▶ **Task details**: Extract from the listing each line in which the word "this" appears.
________________________
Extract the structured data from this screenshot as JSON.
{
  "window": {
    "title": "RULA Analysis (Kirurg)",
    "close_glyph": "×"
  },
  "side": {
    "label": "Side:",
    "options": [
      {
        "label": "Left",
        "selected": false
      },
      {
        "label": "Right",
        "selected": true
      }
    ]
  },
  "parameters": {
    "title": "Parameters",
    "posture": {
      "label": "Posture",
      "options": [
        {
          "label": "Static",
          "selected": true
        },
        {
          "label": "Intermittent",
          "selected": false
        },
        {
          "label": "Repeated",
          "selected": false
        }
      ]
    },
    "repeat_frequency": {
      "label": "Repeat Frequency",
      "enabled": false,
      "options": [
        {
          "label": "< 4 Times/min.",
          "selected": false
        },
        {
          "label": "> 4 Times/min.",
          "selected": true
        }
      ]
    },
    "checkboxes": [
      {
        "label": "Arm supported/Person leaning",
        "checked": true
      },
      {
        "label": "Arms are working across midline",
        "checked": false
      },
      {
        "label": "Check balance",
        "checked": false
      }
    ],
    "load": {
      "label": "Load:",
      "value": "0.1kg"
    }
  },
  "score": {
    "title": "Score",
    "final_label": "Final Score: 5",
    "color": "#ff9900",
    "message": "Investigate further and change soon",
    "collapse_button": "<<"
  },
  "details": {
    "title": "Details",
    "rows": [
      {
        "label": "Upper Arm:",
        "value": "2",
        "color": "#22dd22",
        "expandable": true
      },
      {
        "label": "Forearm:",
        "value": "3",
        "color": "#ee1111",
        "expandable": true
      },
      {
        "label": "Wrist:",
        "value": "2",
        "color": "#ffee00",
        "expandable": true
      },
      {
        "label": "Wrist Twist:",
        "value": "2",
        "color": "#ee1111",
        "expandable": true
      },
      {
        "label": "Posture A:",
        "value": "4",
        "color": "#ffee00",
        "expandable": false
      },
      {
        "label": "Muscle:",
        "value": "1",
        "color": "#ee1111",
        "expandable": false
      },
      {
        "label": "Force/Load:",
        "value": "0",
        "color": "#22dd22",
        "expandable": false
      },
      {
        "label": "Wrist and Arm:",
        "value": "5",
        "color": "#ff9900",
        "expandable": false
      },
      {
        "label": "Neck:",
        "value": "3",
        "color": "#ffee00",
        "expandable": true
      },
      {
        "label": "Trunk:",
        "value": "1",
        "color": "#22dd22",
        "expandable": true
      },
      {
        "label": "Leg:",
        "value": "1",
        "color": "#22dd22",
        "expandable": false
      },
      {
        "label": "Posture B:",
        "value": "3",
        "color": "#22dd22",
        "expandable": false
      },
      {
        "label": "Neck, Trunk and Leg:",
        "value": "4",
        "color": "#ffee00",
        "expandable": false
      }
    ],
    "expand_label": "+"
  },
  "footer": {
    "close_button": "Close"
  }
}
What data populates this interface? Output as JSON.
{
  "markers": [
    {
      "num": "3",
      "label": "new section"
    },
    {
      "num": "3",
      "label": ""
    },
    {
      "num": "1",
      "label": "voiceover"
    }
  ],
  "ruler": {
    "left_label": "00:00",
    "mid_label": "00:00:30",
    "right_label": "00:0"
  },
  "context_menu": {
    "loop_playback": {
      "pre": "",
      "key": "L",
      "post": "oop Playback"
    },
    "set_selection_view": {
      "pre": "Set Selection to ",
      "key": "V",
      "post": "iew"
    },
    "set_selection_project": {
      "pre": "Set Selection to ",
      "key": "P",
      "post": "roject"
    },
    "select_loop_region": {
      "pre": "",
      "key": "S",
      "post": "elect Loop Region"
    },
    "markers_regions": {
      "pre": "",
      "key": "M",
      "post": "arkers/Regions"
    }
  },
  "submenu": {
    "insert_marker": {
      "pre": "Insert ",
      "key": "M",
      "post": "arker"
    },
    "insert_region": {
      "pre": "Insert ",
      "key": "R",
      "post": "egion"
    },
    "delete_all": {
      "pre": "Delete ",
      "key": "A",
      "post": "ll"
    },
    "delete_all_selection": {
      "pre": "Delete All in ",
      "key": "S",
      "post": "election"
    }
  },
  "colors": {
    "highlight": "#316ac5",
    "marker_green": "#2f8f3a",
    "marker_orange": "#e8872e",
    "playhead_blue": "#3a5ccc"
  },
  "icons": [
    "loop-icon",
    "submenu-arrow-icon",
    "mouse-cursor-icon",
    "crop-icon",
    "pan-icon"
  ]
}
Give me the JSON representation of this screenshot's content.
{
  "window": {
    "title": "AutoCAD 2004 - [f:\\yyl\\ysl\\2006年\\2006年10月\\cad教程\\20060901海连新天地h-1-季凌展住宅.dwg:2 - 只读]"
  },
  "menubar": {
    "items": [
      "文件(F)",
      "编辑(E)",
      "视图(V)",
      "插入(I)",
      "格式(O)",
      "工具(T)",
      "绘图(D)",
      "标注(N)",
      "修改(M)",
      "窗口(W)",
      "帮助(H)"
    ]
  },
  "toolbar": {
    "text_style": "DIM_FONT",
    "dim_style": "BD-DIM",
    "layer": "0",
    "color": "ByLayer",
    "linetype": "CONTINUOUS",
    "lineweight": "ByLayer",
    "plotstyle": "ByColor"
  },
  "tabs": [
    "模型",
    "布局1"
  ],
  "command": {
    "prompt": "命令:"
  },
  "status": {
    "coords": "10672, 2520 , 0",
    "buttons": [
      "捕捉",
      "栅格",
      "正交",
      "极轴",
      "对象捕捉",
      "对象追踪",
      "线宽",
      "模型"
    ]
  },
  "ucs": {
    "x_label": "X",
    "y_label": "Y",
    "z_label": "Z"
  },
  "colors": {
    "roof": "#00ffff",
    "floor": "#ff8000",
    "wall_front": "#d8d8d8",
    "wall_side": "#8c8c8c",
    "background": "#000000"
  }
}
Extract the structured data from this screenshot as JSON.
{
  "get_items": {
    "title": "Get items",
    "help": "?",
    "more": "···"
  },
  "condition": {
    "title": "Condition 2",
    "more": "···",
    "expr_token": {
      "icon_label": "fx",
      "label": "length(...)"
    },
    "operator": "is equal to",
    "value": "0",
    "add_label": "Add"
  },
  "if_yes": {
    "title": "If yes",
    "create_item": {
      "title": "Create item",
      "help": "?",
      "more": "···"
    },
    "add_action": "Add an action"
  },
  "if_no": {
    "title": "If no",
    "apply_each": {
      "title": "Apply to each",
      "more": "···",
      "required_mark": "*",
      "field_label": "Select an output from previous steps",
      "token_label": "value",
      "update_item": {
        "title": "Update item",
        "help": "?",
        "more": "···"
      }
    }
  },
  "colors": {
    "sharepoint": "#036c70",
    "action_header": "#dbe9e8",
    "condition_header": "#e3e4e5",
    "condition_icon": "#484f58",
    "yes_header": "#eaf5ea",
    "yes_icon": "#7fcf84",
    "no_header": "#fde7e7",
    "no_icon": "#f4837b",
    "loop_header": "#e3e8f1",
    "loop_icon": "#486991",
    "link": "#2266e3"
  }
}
________________________
▶ **The result**:
Extract the structured data from this screenshot as JSON.
What data populates this interface? Output as JSON.
Give me the JSON representation of this screenshot's content.
Extract the structured data from this screenshot as JSON.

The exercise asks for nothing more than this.